What this task involves:
Extract all lines that hold "store" from the records below.

Recorded information:
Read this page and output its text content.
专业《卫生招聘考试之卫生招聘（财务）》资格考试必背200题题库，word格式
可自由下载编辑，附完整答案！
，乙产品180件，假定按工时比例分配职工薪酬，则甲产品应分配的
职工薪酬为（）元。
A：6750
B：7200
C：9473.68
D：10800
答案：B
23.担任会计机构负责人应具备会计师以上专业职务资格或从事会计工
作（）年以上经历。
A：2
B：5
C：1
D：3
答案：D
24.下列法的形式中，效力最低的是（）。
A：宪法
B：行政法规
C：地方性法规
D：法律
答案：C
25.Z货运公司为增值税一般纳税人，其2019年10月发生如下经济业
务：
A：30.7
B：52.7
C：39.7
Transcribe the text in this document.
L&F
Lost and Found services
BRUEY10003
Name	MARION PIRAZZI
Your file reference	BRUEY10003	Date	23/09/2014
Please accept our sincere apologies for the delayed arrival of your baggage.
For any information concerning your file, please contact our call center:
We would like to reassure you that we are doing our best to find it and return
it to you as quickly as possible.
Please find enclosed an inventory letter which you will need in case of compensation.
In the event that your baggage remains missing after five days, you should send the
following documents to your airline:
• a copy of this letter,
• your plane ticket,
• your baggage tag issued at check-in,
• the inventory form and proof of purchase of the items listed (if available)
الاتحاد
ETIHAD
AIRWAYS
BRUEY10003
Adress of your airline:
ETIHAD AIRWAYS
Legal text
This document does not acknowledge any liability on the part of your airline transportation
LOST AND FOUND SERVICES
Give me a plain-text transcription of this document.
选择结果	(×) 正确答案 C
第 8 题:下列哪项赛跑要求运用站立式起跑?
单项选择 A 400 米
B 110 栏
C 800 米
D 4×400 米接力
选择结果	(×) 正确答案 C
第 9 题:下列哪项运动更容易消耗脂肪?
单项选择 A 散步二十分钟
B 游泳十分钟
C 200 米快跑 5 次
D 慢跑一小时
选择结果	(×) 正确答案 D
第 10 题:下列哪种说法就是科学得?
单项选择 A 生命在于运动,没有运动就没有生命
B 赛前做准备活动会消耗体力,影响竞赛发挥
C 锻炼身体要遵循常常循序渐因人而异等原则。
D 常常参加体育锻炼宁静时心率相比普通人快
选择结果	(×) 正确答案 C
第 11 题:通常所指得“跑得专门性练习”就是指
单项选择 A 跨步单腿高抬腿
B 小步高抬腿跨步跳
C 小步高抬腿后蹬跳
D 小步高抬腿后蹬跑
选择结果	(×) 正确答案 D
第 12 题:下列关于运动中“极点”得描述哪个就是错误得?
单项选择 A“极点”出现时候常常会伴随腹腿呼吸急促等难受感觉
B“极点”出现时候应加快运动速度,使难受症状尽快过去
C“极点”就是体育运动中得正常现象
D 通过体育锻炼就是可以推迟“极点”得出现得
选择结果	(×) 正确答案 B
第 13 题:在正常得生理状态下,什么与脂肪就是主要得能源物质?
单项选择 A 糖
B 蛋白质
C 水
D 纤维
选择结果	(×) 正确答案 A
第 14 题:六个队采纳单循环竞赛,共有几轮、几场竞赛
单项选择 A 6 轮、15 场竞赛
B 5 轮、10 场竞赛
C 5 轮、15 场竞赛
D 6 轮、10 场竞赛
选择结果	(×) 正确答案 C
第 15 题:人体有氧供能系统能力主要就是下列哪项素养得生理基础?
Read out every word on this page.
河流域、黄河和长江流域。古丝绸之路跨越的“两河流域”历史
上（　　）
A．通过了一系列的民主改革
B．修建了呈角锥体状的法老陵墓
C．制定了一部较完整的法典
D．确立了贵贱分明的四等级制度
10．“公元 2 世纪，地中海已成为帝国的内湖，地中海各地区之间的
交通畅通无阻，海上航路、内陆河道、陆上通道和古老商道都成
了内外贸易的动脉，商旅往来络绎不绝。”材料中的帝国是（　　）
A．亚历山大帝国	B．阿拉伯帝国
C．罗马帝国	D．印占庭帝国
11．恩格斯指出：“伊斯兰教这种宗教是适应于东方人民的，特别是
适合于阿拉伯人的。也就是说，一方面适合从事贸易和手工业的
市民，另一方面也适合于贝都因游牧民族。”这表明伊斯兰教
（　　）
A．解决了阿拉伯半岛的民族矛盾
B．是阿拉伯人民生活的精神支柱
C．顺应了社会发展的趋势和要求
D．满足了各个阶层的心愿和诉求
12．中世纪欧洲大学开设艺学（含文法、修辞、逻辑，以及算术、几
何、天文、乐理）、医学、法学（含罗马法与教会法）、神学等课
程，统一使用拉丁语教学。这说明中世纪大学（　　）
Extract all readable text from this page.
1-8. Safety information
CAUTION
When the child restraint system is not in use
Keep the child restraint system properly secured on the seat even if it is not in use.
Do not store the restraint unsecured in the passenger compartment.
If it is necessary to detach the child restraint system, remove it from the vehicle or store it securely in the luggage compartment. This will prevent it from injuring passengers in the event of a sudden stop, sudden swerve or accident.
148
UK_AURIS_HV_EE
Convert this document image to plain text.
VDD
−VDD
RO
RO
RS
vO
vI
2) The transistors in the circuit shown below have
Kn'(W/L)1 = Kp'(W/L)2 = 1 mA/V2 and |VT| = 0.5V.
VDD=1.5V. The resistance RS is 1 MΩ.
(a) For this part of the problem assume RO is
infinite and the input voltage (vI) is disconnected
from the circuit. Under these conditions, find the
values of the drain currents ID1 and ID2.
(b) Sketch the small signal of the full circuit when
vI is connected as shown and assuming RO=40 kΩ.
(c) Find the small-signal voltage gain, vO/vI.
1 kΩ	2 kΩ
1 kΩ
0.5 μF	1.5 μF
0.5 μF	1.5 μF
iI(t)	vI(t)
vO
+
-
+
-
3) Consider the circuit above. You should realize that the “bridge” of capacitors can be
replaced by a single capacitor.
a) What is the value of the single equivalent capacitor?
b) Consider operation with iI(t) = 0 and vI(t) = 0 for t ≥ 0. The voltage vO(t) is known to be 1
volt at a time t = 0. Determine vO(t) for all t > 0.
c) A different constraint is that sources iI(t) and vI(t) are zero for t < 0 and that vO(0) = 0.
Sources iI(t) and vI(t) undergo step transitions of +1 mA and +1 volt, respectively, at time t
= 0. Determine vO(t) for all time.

Result:
Do not store the restraint unsecured in the passenger compartment.
If it is necessary to detach the child restraint system, remove it from the vehicle or store it securely in the luggage compartment. This will prevent it from injuring passengers in the event of a sudden stop, sudden swerve or accident.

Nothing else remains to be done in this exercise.